--- EXERCISE TASK ---
Where a line of the material contains the string "TetherUS", copy that line.

----

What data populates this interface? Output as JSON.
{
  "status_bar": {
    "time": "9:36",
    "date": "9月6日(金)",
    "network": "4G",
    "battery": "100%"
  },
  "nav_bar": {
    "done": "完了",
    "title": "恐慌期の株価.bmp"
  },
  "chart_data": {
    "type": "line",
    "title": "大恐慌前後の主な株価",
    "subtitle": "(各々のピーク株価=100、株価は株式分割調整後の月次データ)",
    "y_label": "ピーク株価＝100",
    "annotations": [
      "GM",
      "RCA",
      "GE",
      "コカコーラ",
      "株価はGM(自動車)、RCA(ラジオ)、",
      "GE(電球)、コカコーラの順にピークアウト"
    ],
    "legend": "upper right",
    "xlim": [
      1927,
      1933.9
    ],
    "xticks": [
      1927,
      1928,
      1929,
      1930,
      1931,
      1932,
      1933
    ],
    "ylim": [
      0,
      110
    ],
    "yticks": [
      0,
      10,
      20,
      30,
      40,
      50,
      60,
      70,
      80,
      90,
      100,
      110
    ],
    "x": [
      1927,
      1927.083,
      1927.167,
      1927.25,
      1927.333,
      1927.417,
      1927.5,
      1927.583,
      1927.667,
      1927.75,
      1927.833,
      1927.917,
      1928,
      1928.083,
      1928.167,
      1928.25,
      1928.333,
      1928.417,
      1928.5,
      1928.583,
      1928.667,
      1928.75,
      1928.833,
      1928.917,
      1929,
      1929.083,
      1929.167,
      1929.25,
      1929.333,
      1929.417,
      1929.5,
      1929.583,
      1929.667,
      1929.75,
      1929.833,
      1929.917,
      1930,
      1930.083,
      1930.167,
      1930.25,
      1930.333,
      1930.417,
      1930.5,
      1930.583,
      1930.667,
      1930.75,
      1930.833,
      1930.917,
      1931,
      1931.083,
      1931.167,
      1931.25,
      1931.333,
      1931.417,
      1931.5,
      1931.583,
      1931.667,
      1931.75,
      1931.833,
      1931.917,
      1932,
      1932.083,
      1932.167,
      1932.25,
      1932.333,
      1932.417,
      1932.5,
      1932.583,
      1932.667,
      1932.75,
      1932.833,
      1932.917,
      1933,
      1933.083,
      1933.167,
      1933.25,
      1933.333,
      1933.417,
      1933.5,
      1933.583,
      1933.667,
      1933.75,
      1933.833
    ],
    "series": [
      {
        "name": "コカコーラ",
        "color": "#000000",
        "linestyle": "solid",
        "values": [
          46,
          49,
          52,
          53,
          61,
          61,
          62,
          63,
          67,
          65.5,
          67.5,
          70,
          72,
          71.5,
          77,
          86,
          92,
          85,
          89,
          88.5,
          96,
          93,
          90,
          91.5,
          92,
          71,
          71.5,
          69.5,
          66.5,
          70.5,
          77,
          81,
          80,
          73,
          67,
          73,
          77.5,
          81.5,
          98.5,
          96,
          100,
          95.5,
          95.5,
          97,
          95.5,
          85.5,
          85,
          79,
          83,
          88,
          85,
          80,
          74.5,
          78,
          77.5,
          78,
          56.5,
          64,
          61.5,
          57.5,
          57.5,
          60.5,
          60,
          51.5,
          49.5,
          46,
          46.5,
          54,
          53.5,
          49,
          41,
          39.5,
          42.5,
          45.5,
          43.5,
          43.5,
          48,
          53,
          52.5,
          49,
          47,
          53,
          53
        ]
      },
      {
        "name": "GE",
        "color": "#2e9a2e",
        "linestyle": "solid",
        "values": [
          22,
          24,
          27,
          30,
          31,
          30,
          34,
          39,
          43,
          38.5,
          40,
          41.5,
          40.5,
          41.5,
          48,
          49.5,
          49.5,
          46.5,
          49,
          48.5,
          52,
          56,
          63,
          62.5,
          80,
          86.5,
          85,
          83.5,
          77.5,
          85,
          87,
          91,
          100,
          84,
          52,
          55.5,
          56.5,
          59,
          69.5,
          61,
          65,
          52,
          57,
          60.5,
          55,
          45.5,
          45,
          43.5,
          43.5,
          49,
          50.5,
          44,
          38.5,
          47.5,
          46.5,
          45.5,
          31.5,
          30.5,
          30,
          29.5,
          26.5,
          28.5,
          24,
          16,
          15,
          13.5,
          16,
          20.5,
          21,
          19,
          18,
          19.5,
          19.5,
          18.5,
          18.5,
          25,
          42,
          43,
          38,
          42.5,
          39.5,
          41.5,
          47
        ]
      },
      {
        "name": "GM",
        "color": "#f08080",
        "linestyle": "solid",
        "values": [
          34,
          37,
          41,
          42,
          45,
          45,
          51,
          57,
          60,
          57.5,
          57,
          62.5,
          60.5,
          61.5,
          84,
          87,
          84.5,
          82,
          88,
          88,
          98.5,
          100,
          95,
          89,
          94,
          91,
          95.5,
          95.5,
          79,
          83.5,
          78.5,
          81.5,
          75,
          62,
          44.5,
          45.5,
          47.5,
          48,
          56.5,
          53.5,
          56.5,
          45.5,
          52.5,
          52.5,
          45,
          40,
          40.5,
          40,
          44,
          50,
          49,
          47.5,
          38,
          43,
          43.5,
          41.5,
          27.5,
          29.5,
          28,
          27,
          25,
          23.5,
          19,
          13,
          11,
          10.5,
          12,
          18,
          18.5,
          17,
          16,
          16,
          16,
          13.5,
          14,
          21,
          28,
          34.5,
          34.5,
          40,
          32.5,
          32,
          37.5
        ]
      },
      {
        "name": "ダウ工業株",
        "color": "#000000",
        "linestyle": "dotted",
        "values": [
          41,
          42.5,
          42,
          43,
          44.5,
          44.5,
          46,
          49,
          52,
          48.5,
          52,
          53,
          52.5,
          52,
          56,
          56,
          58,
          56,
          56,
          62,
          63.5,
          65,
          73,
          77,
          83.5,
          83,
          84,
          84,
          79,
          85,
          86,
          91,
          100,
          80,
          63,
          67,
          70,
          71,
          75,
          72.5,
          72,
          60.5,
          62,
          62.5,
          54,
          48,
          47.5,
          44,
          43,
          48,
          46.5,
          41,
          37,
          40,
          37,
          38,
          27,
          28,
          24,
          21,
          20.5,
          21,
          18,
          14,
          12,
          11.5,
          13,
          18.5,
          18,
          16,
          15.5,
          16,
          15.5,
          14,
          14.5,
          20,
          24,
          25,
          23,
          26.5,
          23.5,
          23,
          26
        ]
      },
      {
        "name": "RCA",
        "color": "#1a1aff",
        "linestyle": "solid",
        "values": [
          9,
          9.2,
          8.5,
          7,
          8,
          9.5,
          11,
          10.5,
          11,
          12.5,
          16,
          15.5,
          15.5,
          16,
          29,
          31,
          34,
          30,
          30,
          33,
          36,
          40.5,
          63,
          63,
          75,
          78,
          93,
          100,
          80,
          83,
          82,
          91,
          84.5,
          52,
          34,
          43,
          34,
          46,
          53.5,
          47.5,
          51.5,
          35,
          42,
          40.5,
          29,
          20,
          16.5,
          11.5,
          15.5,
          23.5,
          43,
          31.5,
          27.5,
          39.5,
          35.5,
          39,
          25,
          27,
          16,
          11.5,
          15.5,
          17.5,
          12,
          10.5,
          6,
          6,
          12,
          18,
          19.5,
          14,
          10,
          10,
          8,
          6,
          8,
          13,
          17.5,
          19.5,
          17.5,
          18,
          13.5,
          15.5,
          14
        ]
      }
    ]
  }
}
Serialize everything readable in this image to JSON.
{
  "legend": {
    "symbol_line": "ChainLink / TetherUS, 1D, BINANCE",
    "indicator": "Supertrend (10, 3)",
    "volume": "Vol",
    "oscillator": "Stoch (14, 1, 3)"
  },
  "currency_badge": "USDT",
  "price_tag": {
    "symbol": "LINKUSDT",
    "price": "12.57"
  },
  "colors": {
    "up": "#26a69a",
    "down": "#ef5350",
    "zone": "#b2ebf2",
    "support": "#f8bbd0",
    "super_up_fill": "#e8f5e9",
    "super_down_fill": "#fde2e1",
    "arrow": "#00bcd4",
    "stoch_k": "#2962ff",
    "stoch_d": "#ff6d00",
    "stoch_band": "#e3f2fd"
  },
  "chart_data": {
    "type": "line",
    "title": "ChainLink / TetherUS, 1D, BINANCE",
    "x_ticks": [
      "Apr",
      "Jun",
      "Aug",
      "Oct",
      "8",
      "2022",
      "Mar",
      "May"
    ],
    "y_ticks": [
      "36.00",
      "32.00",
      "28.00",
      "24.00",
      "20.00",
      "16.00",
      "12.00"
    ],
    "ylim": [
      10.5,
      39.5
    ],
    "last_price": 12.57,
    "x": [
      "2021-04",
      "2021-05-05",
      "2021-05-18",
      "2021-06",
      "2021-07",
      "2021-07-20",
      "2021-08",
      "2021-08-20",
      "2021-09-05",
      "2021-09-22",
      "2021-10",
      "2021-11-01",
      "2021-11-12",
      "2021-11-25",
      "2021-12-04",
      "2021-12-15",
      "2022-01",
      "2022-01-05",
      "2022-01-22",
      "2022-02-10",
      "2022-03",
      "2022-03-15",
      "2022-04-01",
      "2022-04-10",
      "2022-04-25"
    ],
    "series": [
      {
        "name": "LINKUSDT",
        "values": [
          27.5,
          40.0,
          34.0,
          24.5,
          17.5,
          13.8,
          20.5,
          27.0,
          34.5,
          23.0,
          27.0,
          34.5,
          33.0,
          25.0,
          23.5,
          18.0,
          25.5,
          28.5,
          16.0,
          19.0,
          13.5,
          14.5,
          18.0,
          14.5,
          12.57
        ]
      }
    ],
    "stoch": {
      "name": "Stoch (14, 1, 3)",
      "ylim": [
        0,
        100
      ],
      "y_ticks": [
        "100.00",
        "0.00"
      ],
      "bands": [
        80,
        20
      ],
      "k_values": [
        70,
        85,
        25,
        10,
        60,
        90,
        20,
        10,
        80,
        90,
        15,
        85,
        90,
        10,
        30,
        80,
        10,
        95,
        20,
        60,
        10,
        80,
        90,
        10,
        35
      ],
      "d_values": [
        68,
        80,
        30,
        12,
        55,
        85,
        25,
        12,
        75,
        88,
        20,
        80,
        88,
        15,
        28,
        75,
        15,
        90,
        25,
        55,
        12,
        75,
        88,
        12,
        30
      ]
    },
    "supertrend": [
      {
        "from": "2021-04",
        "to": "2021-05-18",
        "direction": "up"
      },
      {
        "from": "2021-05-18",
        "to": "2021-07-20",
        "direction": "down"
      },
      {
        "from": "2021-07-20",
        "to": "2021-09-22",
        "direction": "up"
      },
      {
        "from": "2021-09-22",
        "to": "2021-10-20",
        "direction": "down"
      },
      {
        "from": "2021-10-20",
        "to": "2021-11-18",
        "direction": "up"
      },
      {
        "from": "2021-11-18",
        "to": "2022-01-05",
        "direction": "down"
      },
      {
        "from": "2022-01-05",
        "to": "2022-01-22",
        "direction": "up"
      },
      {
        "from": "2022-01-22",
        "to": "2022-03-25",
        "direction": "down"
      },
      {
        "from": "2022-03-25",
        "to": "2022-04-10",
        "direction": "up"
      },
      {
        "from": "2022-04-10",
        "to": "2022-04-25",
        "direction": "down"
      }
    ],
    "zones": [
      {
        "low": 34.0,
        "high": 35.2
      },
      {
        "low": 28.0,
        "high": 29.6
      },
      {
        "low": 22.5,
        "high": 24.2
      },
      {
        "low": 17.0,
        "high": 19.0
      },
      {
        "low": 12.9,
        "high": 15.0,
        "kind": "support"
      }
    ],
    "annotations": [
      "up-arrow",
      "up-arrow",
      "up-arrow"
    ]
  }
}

----

--- ANSWER TO THE EXERCISE ---
    "symbol_line": "ChainLink / TetherUS, 1D, BINANCE",
    "title": "ChainLink / TetherUS, 1D, BINANCE",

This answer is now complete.